▶ _INSTRUCTIONS TO FOLLOW_: Skip every image and restate the data word for word.

Data entries
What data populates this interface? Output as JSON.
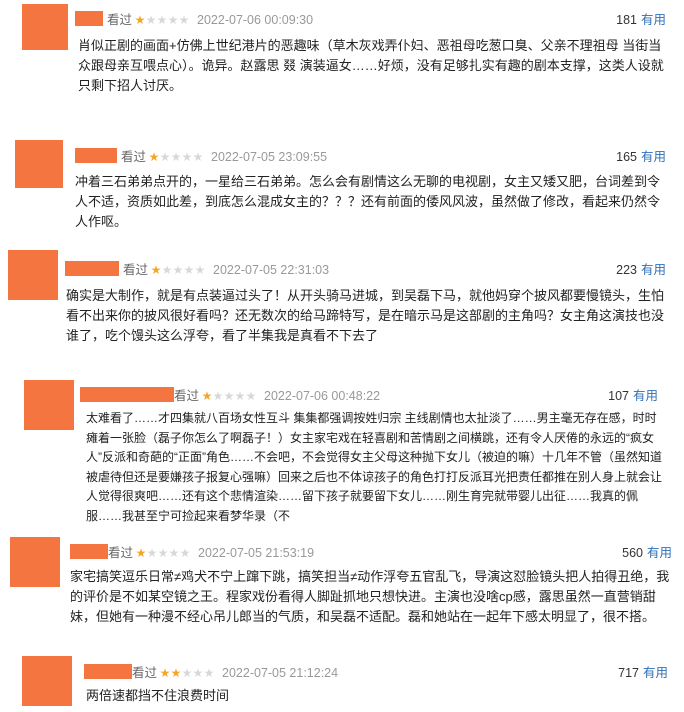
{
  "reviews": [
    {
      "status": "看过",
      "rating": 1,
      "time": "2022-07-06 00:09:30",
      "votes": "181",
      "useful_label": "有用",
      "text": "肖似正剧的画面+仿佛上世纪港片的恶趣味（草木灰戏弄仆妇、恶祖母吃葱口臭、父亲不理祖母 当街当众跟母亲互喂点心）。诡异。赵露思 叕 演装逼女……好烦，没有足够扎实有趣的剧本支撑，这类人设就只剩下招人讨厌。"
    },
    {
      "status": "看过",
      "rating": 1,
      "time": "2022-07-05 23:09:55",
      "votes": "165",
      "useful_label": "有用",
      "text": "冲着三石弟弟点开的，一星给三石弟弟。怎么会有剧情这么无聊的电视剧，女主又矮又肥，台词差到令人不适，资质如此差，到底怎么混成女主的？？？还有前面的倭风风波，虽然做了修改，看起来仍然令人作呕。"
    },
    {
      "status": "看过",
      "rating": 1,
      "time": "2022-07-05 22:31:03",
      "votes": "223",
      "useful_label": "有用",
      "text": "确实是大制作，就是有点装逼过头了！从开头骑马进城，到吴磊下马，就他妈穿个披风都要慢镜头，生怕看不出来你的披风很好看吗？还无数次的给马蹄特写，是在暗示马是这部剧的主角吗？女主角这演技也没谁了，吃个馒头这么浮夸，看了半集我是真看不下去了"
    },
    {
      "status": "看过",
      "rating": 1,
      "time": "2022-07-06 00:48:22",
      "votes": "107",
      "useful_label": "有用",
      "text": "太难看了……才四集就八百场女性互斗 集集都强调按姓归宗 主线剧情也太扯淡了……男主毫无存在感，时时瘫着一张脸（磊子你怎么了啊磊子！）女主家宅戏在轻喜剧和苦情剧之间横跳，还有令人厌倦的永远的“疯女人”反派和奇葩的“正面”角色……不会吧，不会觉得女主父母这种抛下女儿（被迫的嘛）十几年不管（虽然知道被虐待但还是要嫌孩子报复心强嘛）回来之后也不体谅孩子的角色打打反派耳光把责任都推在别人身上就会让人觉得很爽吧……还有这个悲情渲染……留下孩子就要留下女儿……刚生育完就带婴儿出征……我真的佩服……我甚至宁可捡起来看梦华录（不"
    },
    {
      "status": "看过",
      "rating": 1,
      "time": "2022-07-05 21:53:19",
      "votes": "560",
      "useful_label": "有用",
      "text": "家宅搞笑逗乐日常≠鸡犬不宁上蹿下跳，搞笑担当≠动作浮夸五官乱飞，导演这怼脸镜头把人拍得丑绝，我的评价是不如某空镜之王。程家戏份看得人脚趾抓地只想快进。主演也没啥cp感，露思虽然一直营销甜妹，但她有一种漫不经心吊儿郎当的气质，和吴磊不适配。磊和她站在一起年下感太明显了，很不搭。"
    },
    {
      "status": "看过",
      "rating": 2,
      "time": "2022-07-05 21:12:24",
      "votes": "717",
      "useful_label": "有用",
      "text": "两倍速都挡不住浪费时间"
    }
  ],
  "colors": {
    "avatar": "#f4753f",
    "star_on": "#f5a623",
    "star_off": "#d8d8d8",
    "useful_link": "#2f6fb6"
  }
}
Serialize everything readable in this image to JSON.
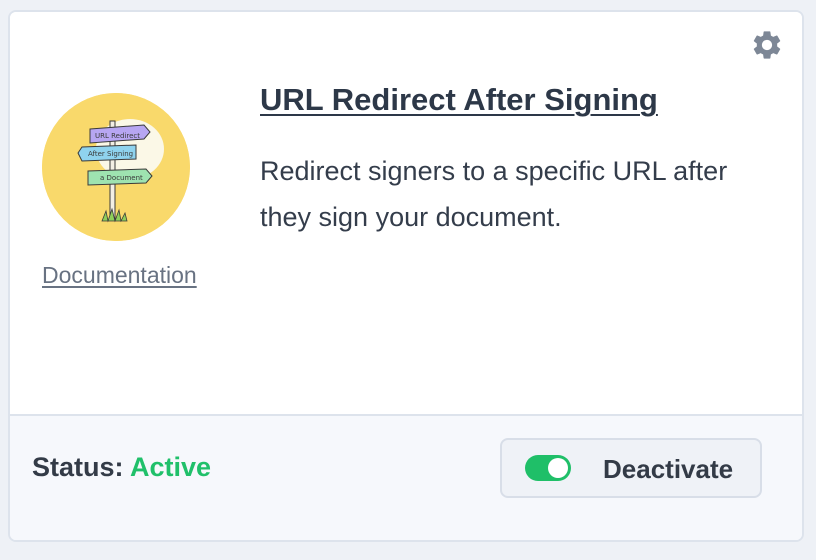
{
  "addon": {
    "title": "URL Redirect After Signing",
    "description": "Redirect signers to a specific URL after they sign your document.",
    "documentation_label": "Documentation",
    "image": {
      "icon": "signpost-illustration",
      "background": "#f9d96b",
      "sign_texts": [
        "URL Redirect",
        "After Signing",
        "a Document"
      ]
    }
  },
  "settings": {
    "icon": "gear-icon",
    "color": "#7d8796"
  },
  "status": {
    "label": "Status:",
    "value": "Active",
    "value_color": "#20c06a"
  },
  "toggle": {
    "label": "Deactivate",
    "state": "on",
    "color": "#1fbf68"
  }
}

▶ _RESULT OF THIS EXERCISE_:
What data populates this interface? Output as JSON.
{
  "reviews": [
    {
      "status": "看过",
      "rating": 1,
      "time": "2022-07-06 00:09:30",
      "votes": "181",
      "useful_label": "有用",
      "text": "肖似正剧的画面+仿佛上世纪港片的恶趣味（草木灰戏弄仆妇、恶祖母吃葱口臭、父亲不理祖母 当街当众跟母亲互喂点心）。诡异。赵露思 叕 演装逼女……好烦，没有足够扎实有趣的剧本支撑，这类人设就只剩下招人讨厌。"
    },
    {
      "status": "看过",
      "rating": 1,
      "time": "2022-07-05 23:09:55",
      "votes": "165",
      "useful_label": "有用",
      "text": "冲着三石弟弟点开的，一星给三石弟弟。怎么会有剧情这么无聊的电视剧，女主又矮又肥，台词差到令人不适，资质如此差，到底怎么混成女主的？？？还有前面的倭风风波，虽然做了修改，看起来仍然令人作呕。"
    },
    {
      "status": "看过",
      "rating": 1,
      "time": "2022-07-05 22:31:03",
      "votes": "223",
      "useful_label": "有用",
      "text": "确实是大制作，就是有点装逼过头了！从开头骑马进城，到吴磊下马，就他妈穿个披风都要慢镜头，生怕看不出来你的披风很好看吗？还无数次的给马蹄特写，是在暗示马是这部剧的主角吗？女主角这演技也没谁了，吃个馒头这么浮夸，看了半集我是真看不下去了"
    },
    {
      "status": "看过",
      "rating": 1,
      "time": "2022-07-06 00:48:22",
      "votes": "107",
      "useful_label": "有用",
      "text": "太难看了……才四集就八百场女性互斗 集集都强调按姓归宗 主线剧情也太扯淡了……男主毫无存在感，时时瘫着一张脸（磊子你怎么了啊磊子！）女主家宅戏在轻喜剧和苦情剧之间横跳，还有令人厌倦的永远的“疯女人”反派和奇葩的“正面”角色……不会吧，不会觉得女主父母这种抛下女儿（被迫的嘛）十几年不管（虽然知道被虐待但还是要嫌孩子报复心强嘛）回来之后也不体谅孩子的角色打打反派耳光把责任都推在别人身上就会让人觉得很爽吧……还有这个悲情渲染……留下孩子就要留下女儿……刚生育完就带婴儿出征……我真的佩服……我甚至宁可捡起来看梦华录（不"
    },
    {
      "status": "看过",
      "rating": 1,
      "time": "2022-07-05 21:53:19",
      "votes": "560",
      "useful_label": "有用",
      "text": "家宅搞笑逗乐日常≠鸡犬不宁上蹿下跳，搞笑担当≠动作浮夸五官乱飞，导演这怼脸镜头把人拍得丑绝，我的评价是不如某空镜之王。程家戏份看得人脚趾抓地只想快进。主演也没啥cp感，露思虽然一直营销甜妹，但她有一种漫不经心吊儿郎当的气质，和吴磊不适配。磊和她站在一起年下感太明显了，很不搭。"
    },
    {
      "status": "看过",
      "rating": 2,
      "time": "2022-07-05 21:12:24",
      "votes": "717",
      "useful_label": "有用",
      "text": "两倍速都挡不住浪费时间"
    }
  ],
  "colors": {
    "avatar": "#f4753f",
    "star_on": "#f5a623",
    "star_off": "#d8d8d8",
    "useful_link": "#2f6fb6"
  }
}
Serialize everything readable in this image to JSON.
{
  "addon": {
    "title": "URL Redirect After Signing",
    "description": "Redirect signers to a specific URL after they sign your document.",
    "documentation_label": "Documentation",
    "image": {
      "icon": "signpost-illustration",
      "background": "#f9d96b",
      "sign_texts": [
        "URL Redirect",
        "After Signing",
        "a Document"
      ]
    }
  },
  "settings": {
    "icon": "gear-icon",
    "color": "#7d8796"
  },
  "status": {
    "label": "Status:",
    "value": "Active",
    "value_color": "#20c06a"
  },
  "toggle": {
    "label": "Deactivate",
    "state": "on",
    "color": "#1fbf68"
  }
}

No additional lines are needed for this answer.